▶ _THE TASK_:
List every line in this data where the string "d幼仔存活数" occurs.

▶ _SUPPLIED MATERIAL_:
# # # # #
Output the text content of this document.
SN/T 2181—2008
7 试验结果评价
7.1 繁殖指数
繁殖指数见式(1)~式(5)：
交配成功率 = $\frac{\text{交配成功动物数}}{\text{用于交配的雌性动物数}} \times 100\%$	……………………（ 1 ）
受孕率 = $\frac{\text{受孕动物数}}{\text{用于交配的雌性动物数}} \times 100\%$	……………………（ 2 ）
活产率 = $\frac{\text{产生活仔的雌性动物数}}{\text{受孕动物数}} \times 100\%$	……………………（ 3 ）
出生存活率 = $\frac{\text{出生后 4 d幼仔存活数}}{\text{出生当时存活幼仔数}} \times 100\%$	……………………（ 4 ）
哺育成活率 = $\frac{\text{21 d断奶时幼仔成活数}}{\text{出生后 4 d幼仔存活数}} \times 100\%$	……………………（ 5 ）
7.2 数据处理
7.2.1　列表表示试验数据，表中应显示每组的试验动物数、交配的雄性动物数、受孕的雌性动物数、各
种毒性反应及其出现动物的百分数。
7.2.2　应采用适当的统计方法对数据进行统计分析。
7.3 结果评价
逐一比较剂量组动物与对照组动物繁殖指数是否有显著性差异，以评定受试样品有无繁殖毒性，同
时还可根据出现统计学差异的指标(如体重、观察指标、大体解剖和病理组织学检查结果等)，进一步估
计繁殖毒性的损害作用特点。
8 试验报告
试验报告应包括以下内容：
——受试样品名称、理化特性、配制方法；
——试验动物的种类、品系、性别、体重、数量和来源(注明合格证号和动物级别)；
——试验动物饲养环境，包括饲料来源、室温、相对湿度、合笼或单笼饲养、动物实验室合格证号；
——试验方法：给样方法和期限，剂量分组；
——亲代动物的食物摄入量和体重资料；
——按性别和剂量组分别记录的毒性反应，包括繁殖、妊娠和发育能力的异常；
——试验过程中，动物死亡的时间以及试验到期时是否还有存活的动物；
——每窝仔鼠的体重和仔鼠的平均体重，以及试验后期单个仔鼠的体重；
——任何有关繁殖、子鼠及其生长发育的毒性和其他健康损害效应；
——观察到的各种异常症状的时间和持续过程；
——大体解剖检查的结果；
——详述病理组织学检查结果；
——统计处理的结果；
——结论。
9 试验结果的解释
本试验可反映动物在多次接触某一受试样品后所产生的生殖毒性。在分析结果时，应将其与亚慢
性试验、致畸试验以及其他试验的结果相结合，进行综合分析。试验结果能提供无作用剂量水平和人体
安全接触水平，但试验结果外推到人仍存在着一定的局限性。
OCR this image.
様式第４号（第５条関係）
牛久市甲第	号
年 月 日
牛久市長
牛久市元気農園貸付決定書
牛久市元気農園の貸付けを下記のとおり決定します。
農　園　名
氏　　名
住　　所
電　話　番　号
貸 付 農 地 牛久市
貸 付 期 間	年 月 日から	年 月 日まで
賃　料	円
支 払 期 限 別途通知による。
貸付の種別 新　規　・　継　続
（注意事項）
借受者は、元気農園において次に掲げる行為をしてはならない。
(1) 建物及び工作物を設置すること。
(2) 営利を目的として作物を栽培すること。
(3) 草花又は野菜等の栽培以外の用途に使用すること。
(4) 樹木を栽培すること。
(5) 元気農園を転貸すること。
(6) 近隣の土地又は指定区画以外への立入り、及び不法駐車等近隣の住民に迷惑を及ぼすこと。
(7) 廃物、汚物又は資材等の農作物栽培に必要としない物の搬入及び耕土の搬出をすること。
# # # # #
▶ _WRITTEN RESPONSE_:
出生存活率 = $\frac{\text{出生后 4 d幼仔存活数}}{\text{出生当时存活幼仔数}} \times 100\%$	……………………（ 4 ）
哺育成活率 = $\frac{\text{21 d断奶时幼仔成活数}}{\text{出生后 4 d幼仔存活数}} \times 100\%$	……………………（ 5 ）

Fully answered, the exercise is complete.